[Rows from a dataset]
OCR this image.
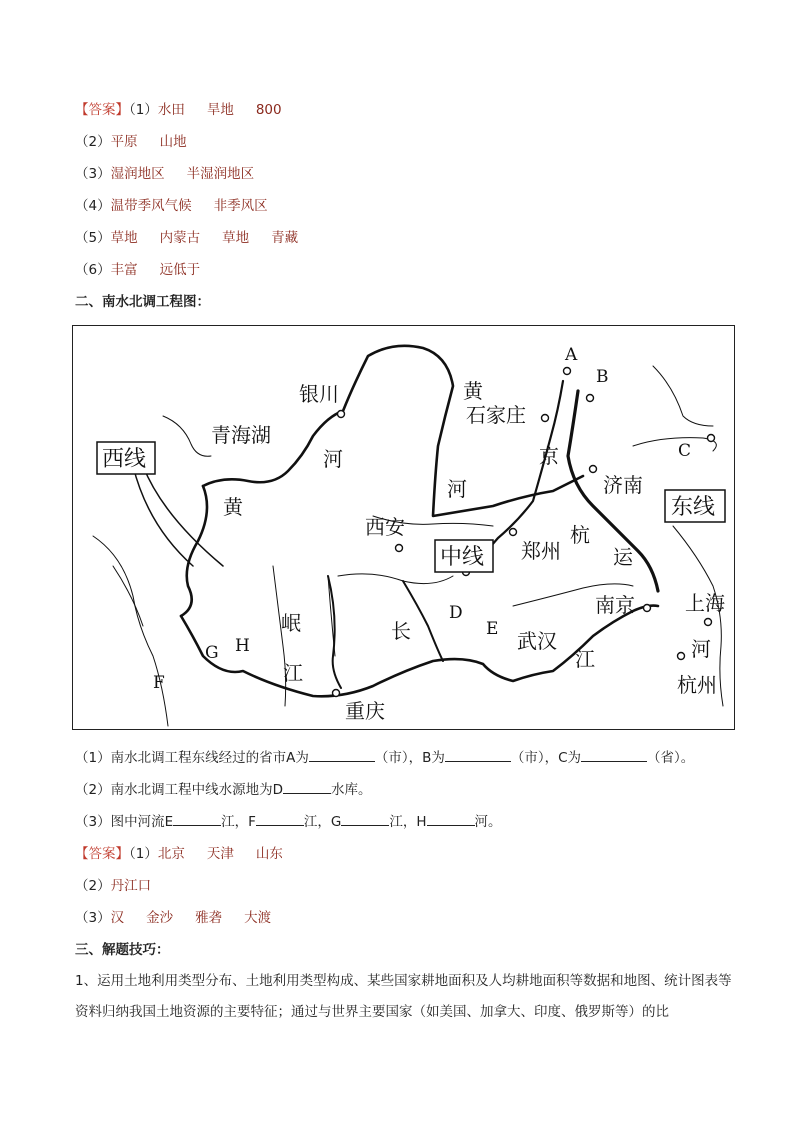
【答案】（1）水田 旱地 800
（2）平原 山地
（3）湿润地区 半湿润地区
（4）温带季风气候 非季风区
（5）草地 内蒙古 草地 青藏
（6）丰富 远低于
二、南水北调工程图：
银川
青海湖
西线	河
黄
黄
石家庄
京
河	济南
东线
西安
中线 郑州
杭
运
南京	上海
河
岷
江
长	武汉
江
杭州
重庆
A
B
C
D
E
F
G H
（1）南水北调工程东线经过的省市A为	（市），B为	（市），C为	（省）。
（2）南水北调工程中线水源地为D	水库。
（3）图中河流E	江，F	江，G	江，H	河。
【答案】（1）北京 天津 山东
（2）丹江口
（3）汉 金沙 雅砻 大渡
三、解题技巧：
1、运用土地利用类型分布、土地利用类型构成、某些国家耕地面积及人均耕地面积等数据和地图、统计图表等资料归纳我国土地资源的主要特征；通过与世界主要国家（如美国、加拿大、印度、俄罗斯等）的比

REQUIRED TASK - Reproduce all the records verbatim, excluding images.

TASK RESPONSE -
OCR this image.
【答案】（1）水田 旱地 800
（2）平原 山地
（3）湿润地区 半湿润地区
（4）温带季风气候 非季风区
（5）草地 内蒙古 草地 青藏
（6）丰富 远低于
二、南水北调工程图：
银川
青海湖
西线	河
黄
黄
石家庄
京
河	济南
东线
西安
中线 郑州
杭
运
南京	上海
河
岷
江
长	武汉
江
杭州
重庆
A
B
C
D
E
F
G H
（1）南水北调工程东线经过的省市A为	（市），B为	（市），C为	（省）。
（2）南水北调工程中线水源地为D	水库。
（3）图中河流E	江，F	江，G	江，H	河。
【答案】（1）北京 天津 山东
（2）丹江口
（3）汉 金沙 雅砻 大渡
三、解题技巧：
1、运用土地利用类型分布、土地利用类型构成、某些国家耕地面积及人均耕地面积等数据和地图、统计图表等资料归纳我国土地资源的主要特征；通过与世界主要国家（如美国、加拿大、印度、俄罗斯等）的比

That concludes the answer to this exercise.